• What is asked:
[A] According to the exhibition announcement, which three artists' work does Laurent Delaye Gallery present?
[B] Copy the part of the exhibition announcement that begins with "The French Embassy" and stops after "and Ryuta Amae.", replacing "delighted" with "pleased".

• Source text:
- - - -

The French Embassy supported by Ville de Paris and AFAA have joined forces with London galleries in a unique collaboration to bring the work of Paris based photographers and filmmakers to London. As part of the season Laurent Delaye Gallery is delighted to present an exhibition of work by Jean-Pierre Khazem, Philippe Durand and Ryuta Amae.

Jean-Pierre Khazem uses photography to examine aspects of reality. Using models of both sexes in a variety of interior and exterior settings Khazem employs masks to obscure the face of his subjects. This subtle intervention gives his sitters a doll like appearance, reducing them to a semi-generic state. For Made in Paris Laurent Delaye will be showing works from Khazem's recent series Volume II, a suite of female nudes shot in leafy forest glades. Suggesting a pastoral return to nature the images centre on a naked woman wandering through lush vegetation. The images are highly evocative of renaissance paintings where the body is often integrated into the landscape both thematically and compositionally. Despite the natural setting, Khazem's photographs all highlight a dialogue between the body and a more commercial environment. Khazem operates as both an artist and advertising photographer with work produced for Diesel, Eurostar, and Heineken amongst others. By fusing references from fashion, product and cosmetic advertising, the artist raises questions about the relationships that exist between the subjective and objective world in terms of its depiction of the real.

- - - -

• Data segment:
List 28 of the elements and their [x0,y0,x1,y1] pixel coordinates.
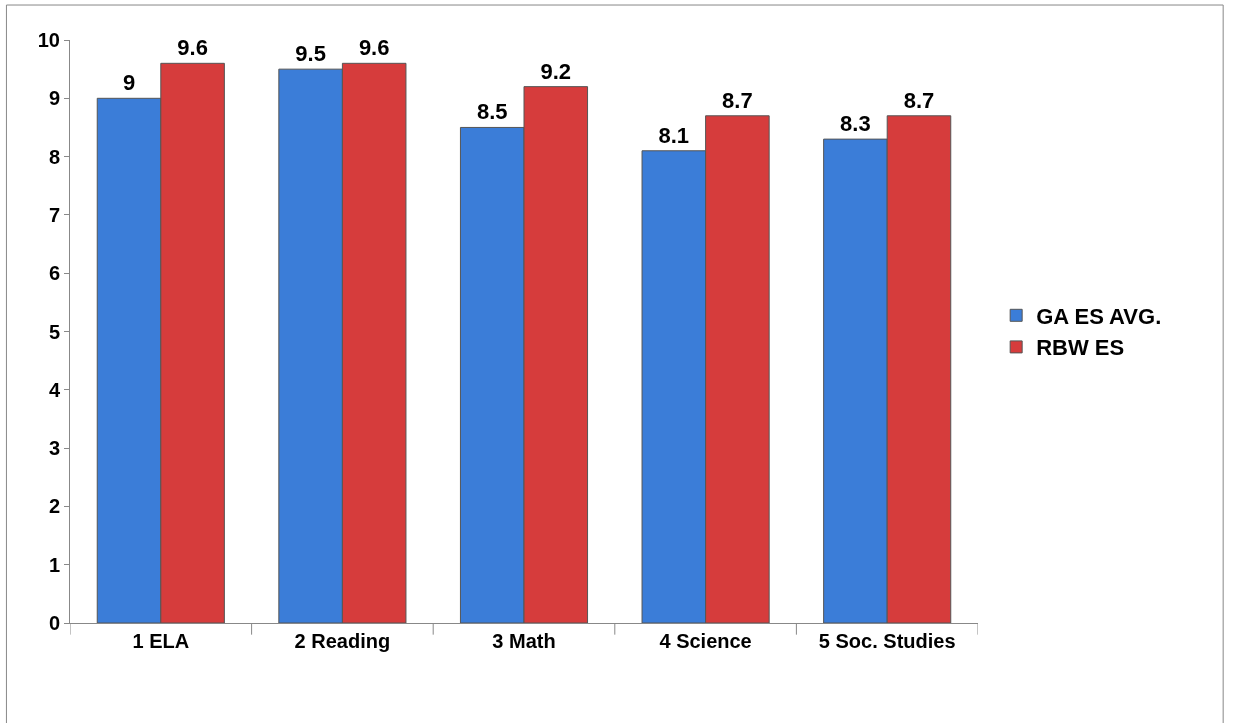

- - - -

• Written answers:
[A] Jean-Pierre Khazem, Philippe Durand and Ryuta Amae.

[B]
The French Embassy supported by Ville de Paris and AFAA have joined forces with London galleries in a unique collaboration to bring the work of Paris based photographers and filmmakers to London. As part of the season Laurent Delaye Gallery is pleased to present an exhibition of work by Jean-Pierre Khazem, Philippe Durand and Ryuta Amae.